• _What you are asked to do_
Copy each line exactly. Leave nothing out.

=-=-=-=-=

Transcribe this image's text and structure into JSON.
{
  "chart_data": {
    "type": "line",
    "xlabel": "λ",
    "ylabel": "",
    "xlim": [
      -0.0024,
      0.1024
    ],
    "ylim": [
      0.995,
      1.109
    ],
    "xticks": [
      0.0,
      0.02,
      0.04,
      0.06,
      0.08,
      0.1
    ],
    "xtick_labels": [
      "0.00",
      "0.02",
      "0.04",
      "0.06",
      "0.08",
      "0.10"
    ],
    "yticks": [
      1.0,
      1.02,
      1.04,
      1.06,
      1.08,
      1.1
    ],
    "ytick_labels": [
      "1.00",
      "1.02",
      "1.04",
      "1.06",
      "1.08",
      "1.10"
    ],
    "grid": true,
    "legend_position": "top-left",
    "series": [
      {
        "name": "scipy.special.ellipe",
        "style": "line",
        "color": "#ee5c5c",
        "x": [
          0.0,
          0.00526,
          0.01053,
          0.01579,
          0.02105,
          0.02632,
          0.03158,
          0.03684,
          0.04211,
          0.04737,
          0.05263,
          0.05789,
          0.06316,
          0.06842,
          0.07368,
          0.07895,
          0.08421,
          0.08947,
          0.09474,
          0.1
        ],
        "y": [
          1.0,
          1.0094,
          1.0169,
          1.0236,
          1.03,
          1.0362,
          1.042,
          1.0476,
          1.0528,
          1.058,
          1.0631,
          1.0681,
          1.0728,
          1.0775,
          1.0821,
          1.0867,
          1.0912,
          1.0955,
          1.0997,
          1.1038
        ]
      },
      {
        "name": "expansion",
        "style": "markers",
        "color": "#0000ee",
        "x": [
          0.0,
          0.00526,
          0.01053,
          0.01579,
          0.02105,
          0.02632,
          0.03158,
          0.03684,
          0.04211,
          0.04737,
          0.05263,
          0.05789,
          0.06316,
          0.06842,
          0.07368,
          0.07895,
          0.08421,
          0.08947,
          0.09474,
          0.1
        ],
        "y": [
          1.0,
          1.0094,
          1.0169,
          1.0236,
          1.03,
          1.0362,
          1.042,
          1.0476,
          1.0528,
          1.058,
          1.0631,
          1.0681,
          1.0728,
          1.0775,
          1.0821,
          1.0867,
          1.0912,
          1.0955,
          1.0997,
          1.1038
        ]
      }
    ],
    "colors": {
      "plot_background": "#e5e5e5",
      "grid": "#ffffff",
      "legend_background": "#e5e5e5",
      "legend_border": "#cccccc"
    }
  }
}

=-=-=-=-=

• _Worked answer_
Transcribe this image's text and structure into JSON.
{
  "chart_data": {
    "type": "line",
    "xlabel": "λ",
    "ylabel": "",
    "xlim": [
      -0.0024,
      0.1024
    ],
    "ylim": [
      0.995,
      1.109
    ],
    "xticks": [
      0.0,
      0.02,
      0.04,
      0.06,
      0.08,
      0.1
    ],
    "xtick_labels": [
      "0.00",
      "0.02",
      "0.04",
      "0.06",
      "0.08",
      "0.10"
    ],
    "yticks": [
      1.0,
      1.02,
      1.04,
      1.06,
      1.08,
      1.1
    ],
    "ytick_labels": [
      "1.00",
      "1.02",
      "1.04",
      "1.06",
      "1.08",
      "1.10"
    ],
    "grid": true,
    "legend_position": "top-left",
    "series": [
      {
        "name": "scipy.special.ellipe",
        "style": "line",
        "color": "#ee5c5c",
        "x": [
          0.0,
          0.00526,
          0.01053,
          0.01579,
          0.02105,
          0.02632,
          0.03158,
          0.03684,
          0.04211,
          0.04737,
          0.05263,
          0.05789,
          0.06316,
          0.06842,
          0.07368,
          0.07895,
          0.08421,
          0.08947,
          0.09474,
          0.1
        ],
        "y": [
          1.0,
          1.0094,
          1.0169,
          1.0236,
          1.03,
          1.0362,
          1.042,
          1.0476,
          1.0528,
          1.058,
          1.0631,
          1.0681,
          1.0728,
          1.0775,
          1.0821,
          1.0867,
          1.0912,
          1.0955,
          1.0997,
          1.1038
        ]
      },
      {
        "name": "expansion",
        "style": "markers",
        "color": "#0000ee",
        "x": [
          0.0,
          0.00526,
          0.01053,
          0.01579,
          0.02105,
          0.02632,
          0.03158,
          0.03684,
          0.04211,
          0.04737,
          0.05263,
          0.05789,
          0.06316,
          0.06842,
          0.07368,
          0.07895,
          0.08421,
          0.08947,
          0.09474,
          0.1
        ],
        "y": [
          1.0,
          1.0094,
          1.0169,
          1.0236,
          1.03,
          1.0362,
          1.042,
          1.0476,
          1.0528,
          1.058,
          1.0631,
          1.0681,
          1.0728,
          1.0775,
          1.0821,
          1.0867,
          1.0912,
          1.0955,
          1.0997,
          1.1038
        ]
      }
    ],
    "colors": {
      "plot_background": "#e5e5e5",
      "grid": "#ffffff",
      "legend_background": "#e5e5e5",
      "legend_border": "#cccccc"
    }
  }
}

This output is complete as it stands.